(Labeled region entries)
---

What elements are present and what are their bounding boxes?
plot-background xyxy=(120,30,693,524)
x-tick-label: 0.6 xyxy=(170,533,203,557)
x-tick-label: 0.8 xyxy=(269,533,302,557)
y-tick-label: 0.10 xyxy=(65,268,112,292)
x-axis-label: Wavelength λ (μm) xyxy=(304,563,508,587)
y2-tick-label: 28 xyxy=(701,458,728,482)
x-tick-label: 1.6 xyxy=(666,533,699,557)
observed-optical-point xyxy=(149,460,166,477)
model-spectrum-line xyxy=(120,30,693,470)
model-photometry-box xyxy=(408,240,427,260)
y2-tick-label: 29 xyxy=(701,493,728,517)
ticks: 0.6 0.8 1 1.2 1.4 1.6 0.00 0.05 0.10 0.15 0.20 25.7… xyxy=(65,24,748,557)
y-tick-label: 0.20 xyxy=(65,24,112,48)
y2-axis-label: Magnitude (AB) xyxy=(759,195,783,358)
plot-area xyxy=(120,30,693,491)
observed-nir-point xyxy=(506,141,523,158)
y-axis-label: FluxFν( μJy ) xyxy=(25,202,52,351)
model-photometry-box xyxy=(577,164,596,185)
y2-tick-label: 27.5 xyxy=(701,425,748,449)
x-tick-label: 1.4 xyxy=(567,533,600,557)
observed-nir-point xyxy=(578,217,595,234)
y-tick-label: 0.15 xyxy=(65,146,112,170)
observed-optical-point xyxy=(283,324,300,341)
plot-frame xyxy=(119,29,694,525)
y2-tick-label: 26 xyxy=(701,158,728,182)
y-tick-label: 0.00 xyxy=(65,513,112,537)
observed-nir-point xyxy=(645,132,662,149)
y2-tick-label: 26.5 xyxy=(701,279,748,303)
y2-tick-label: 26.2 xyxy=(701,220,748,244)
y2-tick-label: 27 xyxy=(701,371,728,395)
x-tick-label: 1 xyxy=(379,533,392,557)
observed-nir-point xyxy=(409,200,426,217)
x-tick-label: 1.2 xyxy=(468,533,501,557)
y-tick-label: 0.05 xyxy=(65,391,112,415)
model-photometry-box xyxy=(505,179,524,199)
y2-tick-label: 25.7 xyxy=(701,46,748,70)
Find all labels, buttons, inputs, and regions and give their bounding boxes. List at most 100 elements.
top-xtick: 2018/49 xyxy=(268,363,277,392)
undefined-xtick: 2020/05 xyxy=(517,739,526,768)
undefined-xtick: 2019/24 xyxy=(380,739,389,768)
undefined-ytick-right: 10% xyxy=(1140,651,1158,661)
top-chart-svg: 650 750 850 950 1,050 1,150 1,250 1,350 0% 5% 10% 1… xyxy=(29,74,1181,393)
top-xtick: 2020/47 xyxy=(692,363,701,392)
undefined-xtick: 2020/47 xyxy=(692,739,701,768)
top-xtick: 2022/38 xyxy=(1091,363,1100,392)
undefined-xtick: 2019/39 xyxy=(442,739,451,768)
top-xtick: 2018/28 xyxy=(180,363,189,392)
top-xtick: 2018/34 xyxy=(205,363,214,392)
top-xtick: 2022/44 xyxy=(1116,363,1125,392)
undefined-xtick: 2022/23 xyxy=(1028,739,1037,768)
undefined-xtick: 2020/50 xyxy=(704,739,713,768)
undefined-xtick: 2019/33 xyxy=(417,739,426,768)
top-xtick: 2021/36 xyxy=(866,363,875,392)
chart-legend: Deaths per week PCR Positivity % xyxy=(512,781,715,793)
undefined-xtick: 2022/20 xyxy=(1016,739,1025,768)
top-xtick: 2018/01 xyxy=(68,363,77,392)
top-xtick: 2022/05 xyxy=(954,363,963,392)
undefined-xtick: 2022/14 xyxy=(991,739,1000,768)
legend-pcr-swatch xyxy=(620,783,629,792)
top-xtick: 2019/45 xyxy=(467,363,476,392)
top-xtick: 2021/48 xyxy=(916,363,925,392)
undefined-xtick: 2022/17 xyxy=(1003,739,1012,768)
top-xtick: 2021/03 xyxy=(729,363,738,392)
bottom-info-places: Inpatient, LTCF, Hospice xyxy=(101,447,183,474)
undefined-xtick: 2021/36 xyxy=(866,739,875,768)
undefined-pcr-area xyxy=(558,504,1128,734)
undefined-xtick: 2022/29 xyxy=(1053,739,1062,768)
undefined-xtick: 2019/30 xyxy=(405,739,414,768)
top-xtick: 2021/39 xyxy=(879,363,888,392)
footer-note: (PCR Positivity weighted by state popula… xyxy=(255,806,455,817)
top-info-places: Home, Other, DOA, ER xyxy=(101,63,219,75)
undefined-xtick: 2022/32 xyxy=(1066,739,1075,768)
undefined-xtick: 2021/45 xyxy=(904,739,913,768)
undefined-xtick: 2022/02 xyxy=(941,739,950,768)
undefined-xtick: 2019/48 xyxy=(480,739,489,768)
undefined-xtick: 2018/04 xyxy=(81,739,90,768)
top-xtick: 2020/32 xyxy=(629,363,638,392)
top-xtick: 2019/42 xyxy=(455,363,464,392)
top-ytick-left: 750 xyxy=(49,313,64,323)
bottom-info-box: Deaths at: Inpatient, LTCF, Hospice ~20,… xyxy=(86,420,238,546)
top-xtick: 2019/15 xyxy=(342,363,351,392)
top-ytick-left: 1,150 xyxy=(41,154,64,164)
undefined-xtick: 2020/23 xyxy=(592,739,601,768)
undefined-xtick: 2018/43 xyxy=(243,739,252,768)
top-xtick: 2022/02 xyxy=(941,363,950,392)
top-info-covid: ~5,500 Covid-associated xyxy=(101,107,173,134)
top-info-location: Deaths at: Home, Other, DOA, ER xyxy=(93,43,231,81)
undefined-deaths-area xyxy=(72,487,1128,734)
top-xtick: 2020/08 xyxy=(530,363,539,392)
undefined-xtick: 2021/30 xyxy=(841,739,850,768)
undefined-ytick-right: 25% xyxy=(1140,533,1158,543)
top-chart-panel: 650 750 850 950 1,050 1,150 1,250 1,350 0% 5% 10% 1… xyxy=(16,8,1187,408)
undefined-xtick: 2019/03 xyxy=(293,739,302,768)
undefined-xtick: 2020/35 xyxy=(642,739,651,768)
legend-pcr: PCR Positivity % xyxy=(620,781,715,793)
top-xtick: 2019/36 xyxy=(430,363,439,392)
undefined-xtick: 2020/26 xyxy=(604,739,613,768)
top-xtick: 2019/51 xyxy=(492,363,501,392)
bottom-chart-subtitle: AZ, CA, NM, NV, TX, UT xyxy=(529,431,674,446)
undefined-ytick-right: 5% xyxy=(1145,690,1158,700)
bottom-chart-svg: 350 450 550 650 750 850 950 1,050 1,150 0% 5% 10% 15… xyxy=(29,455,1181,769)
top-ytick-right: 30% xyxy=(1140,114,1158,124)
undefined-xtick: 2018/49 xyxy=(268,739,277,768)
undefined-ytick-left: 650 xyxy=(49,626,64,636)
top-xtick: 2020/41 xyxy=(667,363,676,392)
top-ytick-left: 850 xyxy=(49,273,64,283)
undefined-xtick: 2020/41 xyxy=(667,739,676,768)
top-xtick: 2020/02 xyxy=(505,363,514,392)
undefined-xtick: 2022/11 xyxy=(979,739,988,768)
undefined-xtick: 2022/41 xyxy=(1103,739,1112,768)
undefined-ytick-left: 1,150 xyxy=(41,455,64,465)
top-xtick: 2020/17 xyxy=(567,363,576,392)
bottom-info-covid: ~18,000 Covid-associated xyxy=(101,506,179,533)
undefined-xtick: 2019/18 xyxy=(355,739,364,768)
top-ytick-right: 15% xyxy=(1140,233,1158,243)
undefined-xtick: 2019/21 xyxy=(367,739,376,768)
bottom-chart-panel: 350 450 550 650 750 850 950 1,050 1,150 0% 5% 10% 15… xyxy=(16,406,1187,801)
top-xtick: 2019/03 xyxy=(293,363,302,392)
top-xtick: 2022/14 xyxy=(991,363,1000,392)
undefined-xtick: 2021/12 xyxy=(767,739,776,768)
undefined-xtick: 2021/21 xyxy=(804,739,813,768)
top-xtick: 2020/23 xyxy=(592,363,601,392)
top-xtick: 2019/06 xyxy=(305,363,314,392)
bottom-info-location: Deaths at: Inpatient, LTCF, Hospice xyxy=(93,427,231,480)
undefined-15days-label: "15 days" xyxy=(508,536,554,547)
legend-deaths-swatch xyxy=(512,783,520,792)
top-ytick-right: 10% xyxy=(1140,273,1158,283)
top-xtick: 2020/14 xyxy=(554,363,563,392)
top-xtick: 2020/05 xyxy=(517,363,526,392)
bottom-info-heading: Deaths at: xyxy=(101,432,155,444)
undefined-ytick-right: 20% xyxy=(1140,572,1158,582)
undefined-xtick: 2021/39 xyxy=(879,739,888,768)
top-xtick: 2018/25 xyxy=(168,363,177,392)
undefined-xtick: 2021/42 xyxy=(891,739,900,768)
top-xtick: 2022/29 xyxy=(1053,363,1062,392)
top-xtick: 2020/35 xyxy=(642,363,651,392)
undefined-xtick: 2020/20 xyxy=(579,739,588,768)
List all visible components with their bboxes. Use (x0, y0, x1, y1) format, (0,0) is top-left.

---

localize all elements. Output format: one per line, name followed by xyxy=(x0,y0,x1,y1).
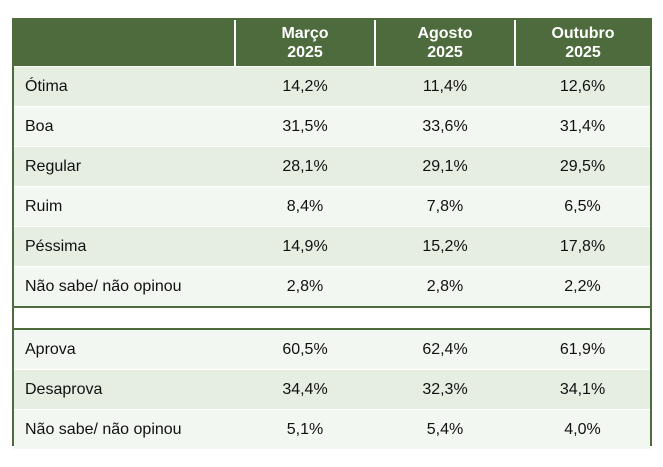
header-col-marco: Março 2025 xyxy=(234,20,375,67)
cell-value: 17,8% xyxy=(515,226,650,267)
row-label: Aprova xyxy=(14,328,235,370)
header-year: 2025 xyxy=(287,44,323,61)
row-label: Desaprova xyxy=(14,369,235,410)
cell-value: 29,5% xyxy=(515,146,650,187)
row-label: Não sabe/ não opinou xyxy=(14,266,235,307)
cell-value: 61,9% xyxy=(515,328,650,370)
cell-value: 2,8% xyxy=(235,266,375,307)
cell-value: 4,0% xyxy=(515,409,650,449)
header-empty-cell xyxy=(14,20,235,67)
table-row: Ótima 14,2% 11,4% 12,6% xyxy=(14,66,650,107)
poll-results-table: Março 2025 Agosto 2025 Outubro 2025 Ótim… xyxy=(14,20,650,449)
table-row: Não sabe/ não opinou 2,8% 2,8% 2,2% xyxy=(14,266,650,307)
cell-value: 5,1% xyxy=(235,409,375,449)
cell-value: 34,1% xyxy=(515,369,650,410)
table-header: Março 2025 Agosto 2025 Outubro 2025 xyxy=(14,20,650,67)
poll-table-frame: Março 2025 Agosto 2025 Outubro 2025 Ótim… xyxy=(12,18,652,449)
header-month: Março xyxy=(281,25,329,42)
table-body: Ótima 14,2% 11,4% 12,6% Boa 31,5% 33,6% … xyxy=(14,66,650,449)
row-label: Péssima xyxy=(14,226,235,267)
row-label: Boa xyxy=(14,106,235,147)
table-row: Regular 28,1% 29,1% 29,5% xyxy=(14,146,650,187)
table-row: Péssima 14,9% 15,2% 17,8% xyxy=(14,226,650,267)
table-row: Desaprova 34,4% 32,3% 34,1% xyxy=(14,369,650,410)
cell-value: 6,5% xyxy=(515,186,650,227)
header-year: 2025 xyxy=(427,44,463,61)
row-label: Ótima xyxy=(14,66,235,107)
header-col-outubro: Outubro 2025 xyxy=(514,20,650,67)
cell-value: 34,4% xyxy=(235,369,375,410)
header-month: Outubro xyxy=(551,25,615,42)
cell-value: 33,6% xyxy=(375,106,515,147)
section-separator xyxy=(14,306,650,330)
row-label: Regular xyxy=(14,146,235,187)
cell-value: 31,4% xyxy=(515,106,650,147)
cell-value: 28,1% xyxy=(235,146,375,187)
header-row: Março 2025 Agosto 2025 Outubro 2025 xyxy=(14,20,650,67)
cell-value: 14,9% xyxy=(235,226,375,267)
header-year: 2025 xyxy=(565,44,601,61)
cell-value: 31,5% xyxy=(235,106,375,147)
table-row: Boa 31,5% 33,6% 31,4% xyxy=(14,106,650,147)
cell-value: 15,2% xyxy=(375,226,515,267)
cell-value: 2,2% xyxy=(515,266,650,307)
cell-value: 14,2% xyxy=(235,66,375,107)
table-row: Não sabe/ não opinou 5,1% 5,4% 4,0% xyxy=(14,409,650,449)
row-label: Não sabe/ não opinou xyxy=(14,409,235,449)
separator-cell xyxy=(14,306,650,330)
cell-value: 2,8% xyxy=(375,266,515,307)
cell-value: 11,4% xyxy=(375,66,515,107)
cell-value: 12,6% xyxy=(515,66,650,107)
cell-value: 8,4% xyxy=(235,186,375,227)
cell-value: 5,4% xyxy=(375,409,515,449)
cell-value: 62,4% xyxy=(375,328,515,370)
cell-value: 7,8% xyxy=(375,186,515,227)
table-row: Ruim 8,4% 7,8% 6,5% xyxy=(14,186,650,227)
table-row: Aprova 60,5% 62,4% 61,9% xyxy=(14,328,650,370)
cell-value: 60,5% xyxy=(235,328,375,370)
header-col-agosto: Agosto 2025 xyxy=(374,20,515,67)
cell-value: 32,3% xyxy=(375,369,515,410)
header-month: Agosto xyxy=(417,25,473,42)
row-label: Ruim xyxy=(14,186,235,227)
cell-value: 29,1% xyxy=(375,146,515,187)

---

(AIM OF THE TASK): Copy out the data exactly, beginning with the line that contains "What elements are" and continuing through the line that contains "undefined-xtick: 2020/47 xyxy=(692,739,701,768)", including both of those lines.

(EXERCISE OUTPUT):
What elements are present and what are their bounding boxes?
plot-background xyxy=(120,30,693,524)
x-tick-label: 0.6 xyxy=(170,533,203,557)
x-tick-label: 0.8 xyxy=(269,533,302,557)
y-tick-label: 0.10 xyxy=(65,268,112,292)
x-axis-label: Wavelength λ (μm) xyxy=(304,563,508,587)
y2-tick-label: 28 xyxy=(701,458,728,482)
x-tick-label: 1.6 xyxy=(666,533,699,557)
observed-optical-point xyxy=(149,460,166,477)
model-spectrum-line xyxy=(120,30,693,470)
model-photometry-box xyxy=(408,240,427,260)
y2-tick-label: 29 xyxy=(701,493,728,517)
ticks: 0.6 0.8 1 1.2 1.4 1.6 0.00 0.05 0.10 0.15 0.20 25.7… xyxy=(65,24,748,557)
y-tick-label: 0.20 xyxy=(65,24,112,48)
y2-axis-label: Magnitude (AB) xyxy=(759,195,783,358)
plot-area xyxy=(120,30,693,491)
observed-nir-point xyxy=(506,141,523,158)
y-axis-label: FluxFν( μJy ) xyxy=(25,202,52,351)
model-photometry-box xyxy=(577,164,596,185)
y2-tick-label: 27.5 xyxy=(701,425,748,449)
x-tick-label: 1.4 xyxy=(567,533,600,557)
observed-nir-point xyxy=(578,217,595,234)
y-tick-label: 0.15 xyxy=(65,146,112,170)
observed-optical-point xyxy=(283,324,300,341)
plot-frame xyxy=(119,29,694,525)
y2-tick-label: 26 xyxy=(701,158,728,182)
y-tick-label: 0.00 xyxy=(65,513,112,537)
observed-nir-point xyxy=(645,132,662,149)
y2-tick-label: 26.5 xyxy=(701,279,748,303)
y2-tick-label: 26.2 xyxy=(701,220,748,244)
y2-tick-label: 27 xyxy=(701,371,728,395)
x-tick-label: 1 xyxy=(379,533,392,557)
observed-nir-point xyxy=(409,200,426,217)
x-tick-label: 1.2 xyxy=(468,533,501,557)
y-tick-label: 0.05 xyxy=(65,391,112,415)
model-photometry-box xyxy=(505,179,524,199)
y2-tick-label: 25.7 xyxy=(701,46,748,70)
Find all labels, buttons, inputs, and regions and give their bounding boxes. List at most 100 elements.
top-xtick: 2018/49 xyxy=(268,363,277,392)
undefined-xtick: 2020/05 xyxy=(517,739,526,768)
undefined-xtick: 2019/24 xyxy=(380,739,389,768)
undefined-ytick-right: 10% xyxy=(1140,651,1158,661)
top-chart-svg: 650 750 850 950 1,050 1,150 1,250 1,350 0% 5% 10% 1… xyxy=(29,74,1181,393)
top-xtick: 2020/47 xyxy=(692,363,701,392)
undefined-xtick: 2020/47 xyxy=(692,739,701,768)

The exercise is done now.